Stated exercise:
Your task is to print all of the material verbatim.

▼

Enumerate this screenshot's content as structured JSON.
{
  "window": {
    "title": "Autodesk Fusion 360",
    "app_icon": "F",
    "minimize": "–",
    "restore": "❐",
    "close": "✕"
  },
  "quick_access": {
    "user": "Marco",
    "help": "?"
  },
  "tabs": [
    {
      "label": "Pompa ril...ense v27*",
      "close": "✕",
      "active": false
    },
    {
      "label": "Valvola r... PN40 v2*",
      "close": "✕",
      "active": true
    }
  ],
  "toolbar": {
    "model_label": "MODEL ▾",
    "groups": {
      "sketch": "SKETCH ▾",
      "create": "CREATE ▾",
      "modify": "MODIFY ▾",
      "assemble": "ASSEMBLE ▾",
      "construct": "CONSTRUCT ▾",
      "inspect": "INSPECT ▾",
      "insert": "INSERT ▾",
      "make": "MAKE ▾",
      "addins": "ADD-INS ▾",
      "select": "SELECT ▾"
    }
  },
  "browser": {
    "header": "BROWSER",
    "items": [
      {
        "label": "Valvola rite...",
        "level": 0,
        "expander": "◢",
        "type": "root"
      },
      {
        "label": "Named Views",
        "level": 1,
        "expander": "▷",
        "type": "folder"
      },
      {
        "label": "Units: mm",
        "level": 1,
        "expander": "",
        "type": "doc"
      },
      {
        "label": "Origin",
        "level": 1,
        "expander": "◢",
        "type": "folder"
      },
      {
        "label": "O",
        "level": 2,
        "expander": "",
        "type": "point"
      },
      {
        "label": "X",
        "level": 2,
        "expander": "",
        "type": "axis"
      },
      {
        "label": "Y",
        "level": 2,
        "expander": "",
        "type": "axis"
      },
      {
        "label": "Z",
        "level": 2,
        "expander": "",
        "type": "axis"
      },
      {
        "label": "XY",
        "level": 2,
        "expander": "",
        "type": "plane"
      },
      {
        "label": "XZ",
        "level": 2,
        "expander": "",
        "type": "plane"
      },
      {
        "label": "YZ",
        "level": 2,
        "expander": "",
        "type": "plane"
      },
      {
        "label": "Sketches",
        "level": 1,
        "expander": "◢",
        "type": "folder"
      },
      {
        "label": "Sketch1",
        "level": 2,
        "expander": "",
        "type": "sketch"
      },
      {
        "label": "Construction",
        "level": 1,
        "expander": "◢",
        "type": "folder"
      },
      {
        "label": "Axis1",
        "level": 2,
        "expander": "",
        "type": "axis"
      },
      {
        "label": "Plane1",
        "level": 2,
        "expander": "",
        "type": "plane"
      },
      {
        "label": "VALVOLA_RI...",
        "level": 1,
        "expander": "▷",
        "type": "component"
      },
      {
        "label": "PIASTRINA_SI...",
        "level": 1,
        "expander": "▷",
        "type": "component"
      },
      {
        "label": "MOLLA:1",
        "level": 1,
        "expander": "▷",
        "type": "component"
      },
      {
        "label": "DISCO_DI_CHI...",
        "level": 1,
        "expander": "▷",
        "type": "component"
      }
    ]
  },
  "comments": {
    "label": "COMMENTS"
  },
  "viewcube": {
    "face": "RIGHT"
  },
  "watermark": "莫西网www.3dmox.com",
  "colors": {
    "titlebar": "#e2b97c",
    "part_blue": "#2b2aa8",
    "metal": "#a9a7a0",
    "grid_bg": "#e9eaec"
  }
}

▲

The output:
Enumerate this screenshot's content as structured JSON.
{
  "window": {
    "title": "Autodesk Fusion 360",
    "app_icon": "F",
    "minimize": "–",
    "restore": "❐",
    "close": "✕"
  },
  "quick_access": {
    "user": "Marco",
    "help": "?"
  },
  "tabs": [
    {
      "label": "Pompa ril...ense v27*",
      "close": "✕",
      "active": false
    },
    {
      "label": "Valvola r... PN40 v2*",
      "close": "✕",
      "active": true
    }
  ],
  "toolbar": {
    "model_label": "MODEL ▾",
    "groups": {
      "sketch": "SKETCH ▾",
      "create": "CREATE ▾",
      "modify": "MODIFY ▾",
      "assemble": "ASSEMBLE ▾",
      "construct": "CONSTRUCT ▾",
      "inspect": "INSPECT ▾",
      "insert": "INSERT ▾",
      "make": "MAKE ▾",
      "addins": "ADD-INS ▾",
      "select": "SELECT ▾"
    }
  },
  "browser": {
    "header": "BROWSER",
    "items": [
      {
        "label": "Valvola rite...",
        "level": 0,
        "expander": "◢",
        "type": "root"
      },
      {
        "label": "Named Views",
        "level": 1,
        "expander": "▷",
        "type": "folder"
      },
      {
        "label": "Units: mm",
        "level": 1,
        "expander": "",
        "type": "doc"
      },
      {
        "label": "Origin",
        "level": 1,
        "expander": "◢",
        "type": "folder"
      },
      {
        "label": "O",
        "level": 2,
        "expander": "",
        "type": "point"
      },
      {
        "label": "X",
        "level": 2,
        "expander": "",
        "type": "axis"
      },
      {
        "label": "Y",
        "level": 2,
        "expander": "",
        "type": "axis"
      },
      {
        "label": "Z",
        "level": 2,
        "expander": "",
        "type": "axis"
      },
      {
        "label": "XY",
        "level": 2,
        "expander": "",
        "type": "plane"
      },
      {
        "label": "XZ",
        "level": 2,
        "expander": "",
        "type": "plane"
      },
      {
        "label": "YZ",
        "level": 2,
        "expander": "",
        "type": "plane"
      },
      {
        "label": "Sketches",
        "level": 1,
        "expander": "◢",
        "type": "folder"
      },
      {
        "label": "Sketch1",
        "level": 2,
        "expander": "",
        "type": "sketch"
      },
      {
        "label": "Construction",
        "level": 1,
        "expander": "◢",
        "type": "folder"
      },
      {
        "label": "Axis1",
        "level": 2,
        "expander": "",
        "type": "axis"
      },
      {
        "label": "Plane1",
        "level": 2,
        "expander": "",
        "type": "plane"
      },
      {
        "label": "VALVOLA_RI...",
        "level": 1,
        "expander": "▷",
        "type": "component"
      },
      {
        "label": "PIASTRINA_SI...",
        "level": 1,
        "expander": "▷",
        "type": "component"
      },
      {
        "label": "MOLLA:1",
        "level": 1,
        "expander": "▷",
        "type": "component"
      },
      {
        "label": "DISCO_DI_CHI...",
        "level": 1,
        "expander": "▷",
        "type": "component"
      }
    ]
  },
  "comments": {
    "label": "COMMENTS"
  },
  "viewcube": {
    "face": "RIGHT"
  },
  "watermark": "莫西网www.3dmox.com",
  "colors": {
    "titlebar": "#e2b97c",
    "part_blue": "#2b2aa8",
    "metal": "#a9a7a0",
    "grid_bg": "#e9eaec"
  }
}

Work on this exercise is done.